OBJECTIVE —
Find every line in the records below that holds the word "upper", and copy each one.

···

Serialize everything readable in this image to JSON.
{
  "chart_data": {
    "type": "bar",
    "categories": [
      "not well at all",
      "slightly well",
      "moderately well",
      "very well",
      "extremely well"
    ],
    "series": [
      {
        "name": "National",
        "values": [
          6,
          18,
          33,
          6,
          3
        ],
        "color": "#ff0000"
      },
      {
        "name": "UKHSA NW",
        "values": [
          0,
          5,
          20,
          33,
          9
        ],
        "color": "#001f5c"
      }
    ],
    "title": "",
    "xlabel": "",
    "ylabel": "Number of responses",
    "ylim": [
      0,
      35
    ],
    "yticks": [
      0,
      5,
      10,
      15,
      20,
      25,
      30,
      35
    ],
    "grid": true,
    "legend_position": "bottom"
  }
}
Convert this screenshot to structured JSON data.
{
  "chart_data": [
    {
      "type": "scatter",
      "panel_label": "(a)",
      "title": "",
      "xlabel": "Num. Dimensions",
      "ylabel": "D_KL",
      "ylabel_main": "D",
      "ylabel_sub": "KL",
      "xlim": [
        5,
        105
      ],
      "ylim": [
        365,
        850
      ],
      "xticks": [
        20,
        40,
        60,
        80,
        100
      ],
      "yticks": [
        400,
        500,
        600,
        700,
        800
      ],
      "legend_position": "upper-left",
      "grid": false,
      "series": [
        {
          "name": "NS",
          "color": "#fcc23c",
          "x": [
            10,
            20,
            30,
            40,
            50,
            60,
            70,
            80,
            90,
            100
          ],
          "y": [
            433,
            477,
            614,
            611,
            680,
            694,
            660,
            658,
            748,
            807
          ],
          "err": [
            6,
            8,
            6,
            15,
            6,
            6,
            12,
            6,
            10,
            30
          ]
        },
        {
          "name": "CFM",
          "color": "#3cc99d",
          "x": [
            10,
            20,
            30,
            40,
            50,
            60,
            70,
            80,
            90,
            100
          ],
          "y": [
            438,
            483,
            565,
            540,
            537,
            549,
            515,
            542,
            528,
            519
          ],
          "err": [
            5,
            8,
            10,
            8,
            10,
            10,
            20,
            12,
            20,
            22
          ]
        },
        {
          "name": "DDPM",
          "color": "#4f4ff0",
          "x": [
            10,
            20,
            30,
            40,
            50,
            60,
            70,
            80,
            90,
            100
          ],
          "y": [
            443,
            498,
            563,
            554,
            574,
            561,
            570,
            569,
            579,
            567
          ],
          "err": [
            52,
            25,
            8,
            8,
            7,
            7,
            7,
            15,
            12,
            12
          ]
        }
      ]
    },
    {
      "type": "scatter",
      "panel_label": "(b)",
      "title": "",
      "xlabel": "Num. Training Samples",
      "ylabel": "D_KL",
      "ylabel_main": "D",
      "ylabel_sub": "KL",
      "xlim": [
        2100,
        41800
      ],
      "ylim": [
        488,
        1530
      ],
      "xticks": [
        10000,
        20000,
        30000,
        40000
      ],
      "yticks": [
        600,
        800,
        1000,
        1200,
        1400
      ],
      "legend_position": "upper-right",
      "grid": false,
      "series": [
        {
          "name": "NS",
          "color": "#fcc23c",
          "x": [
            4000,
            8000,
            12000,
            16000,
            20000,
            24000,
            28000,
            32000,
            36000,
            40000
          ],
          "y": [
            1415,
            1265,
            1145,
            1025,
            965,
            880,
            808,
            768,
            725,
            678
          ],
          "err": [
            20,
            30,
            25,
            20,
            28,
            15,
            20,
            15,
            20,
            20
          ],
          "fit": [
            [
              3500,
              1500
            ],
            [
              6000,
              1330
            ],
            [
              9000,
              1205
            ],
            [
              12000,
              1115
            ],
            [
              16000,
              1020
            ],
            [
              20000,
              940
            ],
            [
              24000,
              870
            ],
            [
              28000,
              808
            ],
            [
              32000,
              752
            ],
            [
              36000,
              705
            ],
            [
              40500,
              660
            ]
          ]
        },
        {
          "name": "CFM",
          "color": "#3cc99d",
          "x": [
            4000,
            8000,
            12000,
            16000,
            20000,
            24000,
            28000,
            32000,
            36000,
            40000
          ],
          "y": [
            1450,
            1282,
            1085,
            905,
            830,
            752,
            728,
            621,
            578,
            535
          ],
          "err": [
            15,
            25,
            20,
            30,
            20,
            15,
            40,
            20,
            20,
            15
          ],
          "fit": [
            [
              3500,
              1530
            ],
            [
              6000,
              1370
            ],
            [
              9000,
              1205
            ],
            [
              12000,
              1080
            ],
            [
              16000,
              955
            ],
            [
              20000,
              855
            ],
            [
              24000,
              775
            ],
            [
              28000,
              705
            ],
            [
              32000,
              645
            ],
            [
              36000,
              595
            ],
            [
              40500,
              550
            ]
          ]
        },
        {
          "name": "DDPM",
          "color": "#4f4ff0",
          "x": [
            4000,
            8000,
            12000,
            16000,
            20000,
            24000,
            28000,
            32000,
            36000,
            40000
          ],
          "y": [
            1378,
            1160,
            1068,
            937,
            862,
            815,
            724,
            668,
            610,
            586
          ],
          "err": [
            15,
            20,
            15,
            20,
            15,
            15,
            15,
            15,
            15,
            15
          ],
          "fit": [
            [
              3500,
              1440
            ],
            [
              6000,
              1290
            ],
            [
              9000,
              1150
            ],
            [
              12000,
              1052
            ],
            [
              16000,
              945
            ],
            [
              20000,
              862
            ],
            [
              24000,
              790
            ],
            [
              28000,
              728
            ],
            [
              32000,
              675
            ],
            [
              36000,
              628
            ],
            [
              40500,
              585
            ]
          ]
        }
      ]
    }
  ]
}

···

THE ANSWER —
      "legend_position": "upper-left",
      "legend_position": "upper-right",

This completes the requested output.